On the other hand, at an institutional level, the introduction of the intermediate step of admissibility assessment in the asylum process associated with the emergence of vulnerability as an integral element of the refugee category (Freedman, 2019). According to the Greek asylum law 4375/2016, vulnerability categories include unaccompanied minors, single parent families, pregnant women, people with serious health conditions or disabilities, victims of torture, victims of violence including sexual and gender-based violence, victims of trafficking and survivors of shipwrecks. In one way or another, all the subcategories of vulnerability involve either increased experience or risk of suffering. Thus, the identification and assessment of vulnerable cases was a prominent concern for the humanitarian actors in the field throughout the whole examined period. Simultaneously, assessed vulnerability was linked to a series of services, including accommodation outside the camps, access to care appropriate for each case as well as accelerated asylum procedures. However, within the frame of the EU-Turkey Agreement, vulnerability literally became a presupposition for access to asylum (MHPSS Sub- working group meeting minutes, 26 May 2017) and hence, a distributed category used for the unequal distribution of asylum (Sözer, 2019). In light of those developments, two processes took place. First, poor health or increased susceptibility to harm -contained in the meaning of vulnerability- was operationalized as an institutional component of the refugee status. Second, the boundaries of the refugee category shifted, so that the hierarchy of asylum deservingness
included only vulnerable refugees. However, the answer to the question, who is the vulnerable refugee, is not easy to give, especially within a context that by definition produces vulnerability (Sözer, 2019). As the following sections will show, pathways of exposure to health risk and vulnerabilities produced during the first reception procedure were subject to specific dimensions of difference among refugees associated with underlying intersecting power hierarchies.
──────────
* _Work instruction_:
Please answer these questions from the text on asylum vulnerability:
(a) Which Greek asylum law sets out the vulnerability categories?
(b) What services was assessed vulnerability linked to?
(c) Within the frame of the EU-Turkey Agreement, what did vulnerability become?
Rely only on the text on asylum vulnerability when answering.

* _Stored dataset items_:
──────────
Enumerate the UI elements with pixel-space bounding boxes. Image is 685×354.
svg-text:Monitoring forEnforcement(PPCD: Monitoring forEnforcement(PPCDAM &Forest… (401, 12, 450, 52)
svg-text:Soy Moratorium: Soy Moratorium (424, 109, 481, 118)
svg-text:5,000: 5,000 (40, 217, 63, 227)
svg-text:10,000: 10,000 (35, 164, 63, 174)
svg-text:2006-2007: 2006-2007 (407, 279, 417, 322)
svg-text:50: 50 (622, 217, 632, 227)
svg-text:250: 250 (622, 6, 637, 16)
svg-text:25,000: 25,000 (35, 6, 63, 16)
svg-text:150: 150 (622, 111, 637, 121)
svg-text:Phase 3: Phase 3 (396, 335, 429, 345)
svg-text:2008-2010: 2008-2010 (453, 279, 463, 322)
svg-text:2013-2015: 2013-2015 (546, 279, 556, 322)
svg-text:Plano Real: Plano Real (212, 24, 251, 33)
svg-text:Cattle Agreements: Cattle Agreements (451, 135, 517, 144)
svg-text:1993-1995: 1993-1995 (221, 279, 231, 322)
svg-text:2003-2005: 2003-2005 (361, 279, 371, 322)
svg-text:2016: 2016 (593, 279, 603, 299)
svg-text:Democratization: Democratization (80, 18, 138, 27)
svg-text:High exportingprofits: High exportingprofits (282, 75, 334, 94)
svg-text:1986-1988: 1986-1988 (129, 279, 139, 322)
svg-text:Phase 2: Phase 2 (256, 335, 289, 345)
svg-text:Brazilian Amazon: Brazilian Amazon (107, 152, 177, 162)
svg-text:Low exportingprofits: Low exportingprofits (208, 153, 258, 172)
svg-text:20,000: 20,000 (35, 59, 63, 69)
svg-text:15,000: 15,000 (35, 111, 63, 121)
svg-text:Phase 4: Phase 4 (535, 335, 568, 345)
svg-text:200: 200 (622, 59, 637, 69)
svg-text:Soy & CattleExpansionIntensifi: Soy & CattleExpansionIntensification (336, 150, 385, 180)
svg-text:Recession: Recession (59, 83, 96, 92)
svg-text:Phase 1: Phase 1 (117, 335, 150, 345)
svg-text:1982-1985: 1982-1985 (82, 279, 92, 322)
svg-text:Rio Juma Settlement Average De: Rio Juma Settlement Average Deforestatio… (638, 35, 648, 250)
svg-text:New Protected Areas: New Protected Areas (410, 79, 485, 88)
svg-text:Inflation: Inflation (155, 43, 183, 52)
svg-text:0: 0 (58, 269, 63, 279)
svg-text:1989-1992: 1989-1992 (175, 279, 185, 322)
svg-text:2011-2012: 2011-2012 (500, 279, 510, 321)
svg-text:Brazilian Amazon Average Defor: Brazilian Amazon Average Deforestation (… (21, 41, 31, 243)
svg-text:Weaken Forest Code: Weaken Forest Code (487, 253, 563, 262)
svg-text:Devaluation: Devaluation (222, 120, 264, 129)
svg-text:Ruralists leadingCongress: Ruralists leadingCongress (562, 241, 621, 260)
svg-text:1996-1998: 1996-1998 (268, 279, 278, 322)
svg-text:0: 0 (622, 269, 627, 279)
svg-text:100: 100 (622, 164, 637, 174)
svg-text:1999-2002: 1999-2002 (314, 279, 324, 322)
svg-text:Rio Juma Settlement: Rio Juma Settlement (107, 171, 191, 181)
──────────
* _Response for this exercise_:
(a) Law 4375/2016.
(b) Accommodation outside the camps, access to care appropriate for each case, and accelerated asylum procedures.
(c) A presupposition for access to asylum.